**Task objective**
Copy exactly, and only, the lines from the line containing "Give me a plain-text" through the last line of the records below, both included.
* * * * *
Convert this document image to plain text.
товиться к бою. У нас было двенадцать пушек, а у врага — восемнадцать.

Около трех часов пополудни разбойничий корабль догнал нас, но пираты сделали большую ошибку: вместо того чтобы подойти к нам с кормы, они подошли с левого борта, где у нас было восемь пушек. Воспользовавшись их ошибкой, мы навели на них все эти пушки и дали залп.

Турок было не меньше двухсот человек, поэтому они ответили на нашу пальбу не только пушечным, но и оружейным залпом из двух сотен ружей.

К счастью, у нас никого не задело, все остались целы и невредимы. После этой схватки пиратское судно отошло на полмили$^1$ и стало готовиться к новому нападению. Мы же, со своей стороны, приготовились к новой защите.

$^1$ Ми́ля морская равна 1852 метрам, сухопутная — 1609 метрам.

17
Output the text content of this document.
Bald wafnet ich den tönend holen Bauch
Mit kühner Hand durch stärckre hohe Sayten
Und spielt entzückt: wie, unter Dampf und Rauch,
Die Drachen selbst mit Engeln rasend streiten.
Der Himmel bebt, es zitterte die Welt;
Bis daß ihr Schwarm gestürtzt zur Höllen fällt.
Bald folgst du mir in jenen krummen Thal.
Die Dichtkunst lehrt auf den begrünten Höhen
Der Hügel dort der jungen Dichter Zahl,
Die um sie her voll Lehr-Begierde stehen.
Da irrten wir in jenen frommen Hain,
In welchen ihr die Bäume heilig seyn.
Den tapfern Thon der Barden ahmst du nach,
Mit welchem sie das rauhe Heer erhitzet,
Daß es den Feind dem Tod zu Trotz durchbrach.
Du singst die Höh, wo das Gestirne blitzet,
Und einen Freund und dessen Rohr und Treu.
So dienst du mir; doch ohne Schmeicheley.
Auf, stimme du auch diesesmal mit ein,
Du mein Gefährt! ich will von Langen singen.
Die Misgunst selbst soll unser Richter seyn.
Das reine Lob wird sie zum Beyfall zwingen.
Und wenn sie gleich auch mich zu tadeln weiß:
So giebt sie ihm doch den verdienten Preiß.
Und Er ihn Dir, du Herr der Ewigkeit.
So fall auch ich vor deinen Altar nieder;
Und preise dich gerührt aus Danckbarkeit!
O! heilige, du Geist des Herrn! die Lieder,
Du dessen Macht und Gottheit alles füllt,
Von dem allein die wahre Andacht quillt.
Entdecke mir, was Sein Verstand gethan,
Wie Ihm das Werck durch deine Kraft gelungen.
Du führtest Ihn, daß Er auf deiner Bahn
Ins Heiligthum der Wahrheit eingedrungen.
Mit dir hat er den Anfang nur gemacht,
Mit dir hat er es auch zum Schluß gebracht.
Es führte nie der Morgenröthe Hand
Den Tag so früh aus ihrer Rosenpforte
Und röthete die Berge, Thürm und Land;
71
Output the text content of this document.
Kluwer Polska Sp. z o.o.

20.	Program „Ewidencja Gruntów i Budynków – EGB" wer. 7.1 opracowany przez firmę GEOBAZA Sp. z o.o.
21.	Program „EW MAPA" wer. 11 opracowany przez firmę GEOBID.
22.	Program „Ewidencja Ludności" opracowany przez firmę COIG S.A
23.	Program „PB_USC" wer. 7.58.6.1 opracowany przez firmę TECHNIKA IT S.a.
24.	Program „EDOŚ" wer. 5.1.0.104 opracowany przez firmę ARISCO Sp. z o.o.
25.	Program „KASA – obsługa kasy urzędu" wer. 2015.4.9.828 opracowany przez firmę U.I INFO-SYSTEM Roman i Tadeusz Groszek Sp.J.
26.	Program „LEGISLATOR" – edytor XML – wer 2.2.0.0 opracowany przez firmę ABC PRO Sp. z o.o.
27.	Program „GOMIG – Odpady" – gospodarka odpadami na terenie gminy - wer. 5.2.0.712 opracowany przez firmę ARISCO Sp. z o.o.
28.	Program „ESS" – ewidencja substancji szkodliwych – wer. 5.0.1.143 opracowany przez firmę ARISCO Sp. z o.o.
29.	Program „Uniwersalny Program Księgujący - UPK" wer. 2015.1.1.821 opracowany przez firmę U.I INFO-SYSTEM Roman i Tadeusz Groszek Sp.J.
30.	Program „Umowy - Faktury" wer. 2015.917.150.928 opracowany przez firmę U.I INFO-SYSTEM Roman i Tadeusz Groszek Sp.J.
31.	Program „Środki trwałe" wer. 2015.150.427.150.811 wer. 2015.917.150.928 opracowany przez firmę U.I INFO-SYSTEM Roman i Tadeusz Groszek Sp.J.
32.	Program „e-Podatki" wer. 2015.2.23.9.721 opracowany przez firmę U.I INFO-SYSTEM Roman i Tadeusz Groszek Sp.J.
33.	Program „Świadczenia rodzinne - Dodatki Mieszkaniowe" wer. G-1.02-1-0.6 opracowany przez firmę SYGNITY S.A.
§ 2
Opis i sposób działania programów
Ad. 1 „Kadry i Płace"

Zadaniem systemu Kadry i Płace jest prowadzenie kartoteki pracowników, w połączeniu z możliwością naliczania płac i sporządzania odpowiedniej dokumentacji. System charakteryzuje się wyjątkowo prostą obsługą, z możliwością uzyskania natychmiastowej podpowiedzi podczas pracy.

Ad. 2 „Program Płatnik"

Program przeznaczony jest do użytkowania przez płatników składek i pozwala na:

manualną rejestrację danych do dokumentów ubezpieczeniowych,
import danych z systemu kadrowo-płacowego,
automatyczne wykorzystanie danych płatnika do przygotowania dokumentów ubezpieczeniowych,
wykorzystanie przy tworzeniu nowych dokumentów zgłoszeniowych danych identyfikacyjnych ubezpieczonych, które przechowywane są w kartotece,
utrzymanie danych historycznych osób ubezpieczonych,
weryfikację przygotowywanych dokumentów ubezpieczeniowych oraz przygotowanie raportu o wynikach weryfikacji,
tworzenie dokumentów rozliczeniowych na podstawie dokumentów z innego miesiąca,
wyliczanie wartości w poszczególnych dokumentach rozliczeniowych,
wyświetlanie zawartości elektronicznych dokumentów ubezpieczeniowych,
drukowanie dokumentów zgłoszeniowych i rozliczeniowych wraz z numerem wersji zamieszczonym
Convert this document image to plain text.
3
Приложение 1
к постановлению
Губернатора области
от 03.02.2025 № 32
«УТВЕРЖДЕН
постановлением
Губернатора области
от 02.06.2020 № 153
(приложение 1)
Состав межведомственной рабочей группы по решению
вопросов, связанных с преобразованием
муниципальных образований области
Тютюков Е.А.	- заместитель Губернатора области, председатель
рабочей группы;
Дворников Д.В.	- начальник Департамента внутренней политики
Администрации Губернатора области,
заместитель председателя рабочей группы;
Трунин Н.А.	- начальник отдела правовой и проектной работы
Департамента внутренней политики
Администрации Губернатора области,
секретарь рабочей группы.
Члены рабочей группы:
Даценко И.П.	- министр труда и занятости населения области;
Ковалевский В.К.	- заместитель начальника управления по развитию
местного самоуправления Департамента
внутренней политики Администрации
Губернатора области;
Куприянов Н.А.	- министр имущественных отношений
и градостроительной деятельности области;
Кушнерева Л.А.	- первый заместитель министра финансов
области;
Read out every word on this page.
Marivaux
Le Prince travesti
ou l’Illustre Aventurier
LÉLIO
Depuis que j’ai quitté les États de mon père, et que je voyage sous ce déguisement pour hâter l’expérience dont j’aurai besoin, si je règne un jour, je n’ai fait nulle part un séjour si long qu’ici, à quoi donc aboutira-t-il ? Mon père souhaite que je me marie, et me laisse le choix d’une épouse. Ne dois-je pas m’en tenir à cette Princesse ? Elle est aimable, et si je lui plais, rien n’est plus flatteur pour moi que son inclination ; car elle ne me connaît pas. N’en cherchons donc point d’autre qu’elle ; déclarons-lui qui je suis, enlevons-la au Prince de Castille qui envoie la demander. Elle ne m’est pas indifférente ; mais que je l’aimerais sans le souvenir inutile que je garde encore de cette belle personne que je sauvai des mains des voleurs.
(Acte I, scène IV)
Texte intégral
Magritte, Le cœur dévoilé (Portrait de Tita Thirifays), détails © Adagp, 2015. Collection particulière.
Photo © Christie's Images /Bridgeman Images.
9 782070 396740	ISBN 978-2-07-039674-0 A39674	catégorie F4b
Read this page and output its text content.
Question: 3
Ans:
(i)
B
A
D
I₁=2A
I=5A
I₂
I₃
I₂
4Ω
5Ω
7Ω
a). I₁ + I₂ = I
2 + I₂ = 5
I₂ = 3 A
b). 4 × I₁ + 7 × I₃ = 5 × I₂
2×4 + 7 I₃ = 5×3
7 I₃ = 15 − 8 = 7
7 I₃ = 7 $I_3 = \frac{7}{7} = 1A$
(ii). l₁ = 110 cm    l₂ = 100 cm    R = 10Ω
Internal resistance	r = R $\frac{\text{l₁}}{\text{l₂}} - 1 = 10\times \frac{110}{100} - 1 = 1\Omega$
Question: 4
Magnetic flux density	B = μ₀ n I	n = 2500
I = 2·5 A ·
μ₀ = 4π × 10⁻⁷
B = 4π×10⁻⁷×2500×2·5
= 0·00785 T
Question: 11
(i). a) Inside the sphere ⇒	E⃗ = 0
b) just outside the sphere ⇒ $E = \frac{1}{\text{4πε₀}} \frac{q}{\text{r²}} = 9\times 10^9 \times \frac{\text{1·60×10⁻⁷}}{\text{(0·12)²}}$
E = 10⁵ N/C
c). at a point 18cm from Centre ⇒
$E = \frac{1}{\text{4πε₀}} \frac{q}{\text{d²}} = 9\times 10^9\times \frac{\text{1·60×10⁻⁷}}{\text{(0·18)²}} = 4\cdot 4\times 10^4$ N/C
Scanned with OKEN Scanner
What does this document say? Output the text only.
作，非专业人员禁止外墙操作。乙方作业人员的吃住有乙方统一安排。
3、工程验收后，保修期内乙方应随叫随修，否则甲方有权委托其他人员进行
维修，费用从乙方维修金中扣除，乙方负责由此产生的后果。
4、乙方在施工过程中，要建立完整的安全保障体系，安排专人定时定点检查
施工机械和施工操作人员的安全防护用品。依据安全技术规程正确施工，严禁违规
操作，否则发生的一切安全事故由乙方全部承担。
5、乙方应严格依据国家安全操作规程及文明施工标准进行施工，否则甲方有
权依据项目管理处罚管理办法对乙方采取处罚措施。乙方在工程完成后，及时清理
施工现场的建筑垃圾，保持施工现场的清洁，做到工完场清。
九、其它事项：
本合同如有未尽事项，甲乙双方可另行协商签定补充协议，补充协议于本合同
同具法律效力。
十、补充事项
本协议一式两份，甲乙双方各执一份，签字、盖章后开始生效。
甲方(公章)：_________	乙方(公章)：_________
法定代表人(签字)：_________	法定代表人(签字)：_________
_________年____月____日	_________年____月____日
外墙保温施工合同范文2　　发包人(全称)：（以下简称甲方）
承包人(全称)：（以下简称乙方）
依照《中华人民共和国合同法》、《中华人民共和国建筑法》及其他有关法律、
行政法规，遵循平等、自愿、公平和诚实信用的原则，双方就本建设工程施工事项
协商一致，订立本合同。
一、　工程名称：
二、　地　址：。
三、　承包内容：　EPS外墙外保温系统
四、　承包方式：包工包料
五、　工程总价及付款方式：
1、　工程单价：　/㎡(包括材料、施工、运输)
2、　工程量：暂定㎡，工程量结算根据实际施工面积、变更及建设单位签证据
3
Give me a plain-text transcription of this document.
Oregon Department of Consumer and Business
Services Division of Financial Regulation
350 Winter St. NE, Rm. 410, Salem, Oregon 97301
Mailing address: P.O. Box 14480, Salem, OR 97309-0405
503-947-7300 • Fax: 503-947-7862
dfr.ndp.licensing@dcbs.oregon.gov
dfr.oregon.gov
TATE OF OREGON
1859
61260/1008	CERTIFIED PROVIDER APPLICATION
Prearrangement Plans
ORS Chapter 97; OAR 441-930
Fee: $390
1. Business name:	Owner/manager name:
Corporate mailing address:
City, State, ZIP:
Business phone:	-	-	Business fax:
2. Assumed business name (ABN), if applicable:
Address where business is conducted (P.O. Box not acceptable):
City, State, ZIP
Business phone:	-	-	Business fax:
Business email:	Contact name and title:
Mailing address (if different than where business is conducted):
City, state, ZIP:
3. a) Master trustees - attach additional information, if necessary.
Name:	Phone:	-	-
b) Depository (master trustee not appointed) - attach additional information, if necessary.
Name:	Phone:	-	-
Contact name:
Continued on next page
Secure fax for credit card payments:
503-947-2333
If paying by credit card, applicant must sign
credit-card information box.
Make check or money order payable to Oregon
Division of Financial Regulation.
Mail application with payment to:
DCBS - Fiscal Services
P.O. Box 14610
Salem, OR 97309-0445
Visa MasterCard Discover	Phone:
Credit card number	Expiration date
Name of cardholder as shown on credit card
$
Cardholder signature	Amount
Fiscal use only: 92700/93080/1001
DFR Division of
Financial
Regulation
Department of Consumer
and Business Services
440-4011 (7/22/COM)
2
* * * * *
**Exercise output**
Give me a plain-text transcription of this document.
Oregon Department of Consumer and Business
Services Division of Financial Regulation
350 Winter St. NE, Rm. 410, Salem, Oregon 97301
Mailing address: P.O. Box 14480, Salem, OR 97309-0405
503-947-7300 • Fax: 503-947-7862
dfr.ndp.licensing@dcbs.oregon.gov
dfr.oregon.gov
TATE OF OREGON
1859
61260/1008	CERTIFIED PROVIDER APPLICATION
Prearrangement Plans
ORS Chapter 97; OAR 441-930
Fee: $390
1. Business name:	Owner/manager name:
Corporate mailing address:
City, State, ZIP:
Business phone:	-	-	Business fax:
2. Assumed business name (ABN), if applicable:
Address where business is conducted (P.O. Box not acceptable):
City, State, ZIP
Business phone:	-	-	Business fax:
Business email:	Contact name and title:
Mailing address (if different than where business is conducted):
City, state, ZIP:
3. a) Master trustees - attach additional information, if necessary.
Name:	Phone:	-	-
b) Depository (master trustee not appointed) - attach additional information, if necessary.
Name:	Phone:	-	-
Contact name:
Continued on next page
Secure fax for credit card payments:
503-947-2333
If paying by credit card, applicant must sign
credit-card information box.
Make check or money order payable to Oregon
Division of Financial Regulation.
Mail application with payment to:
DCBS - Fiscal Services
P.O. Box 14610
Salem, OR 97309-0445
Visa MasterCard Discover	Phone:
Credit card number	Expiration date
Name of cardholder as shown on credit card
$
Cardholder signature	Amount
Fiscal use only: 92700/93080/1001
DFR Division of
Financial
Regulation
Department of Consumer
and Business Services
440-4011 (7/22/COM)
2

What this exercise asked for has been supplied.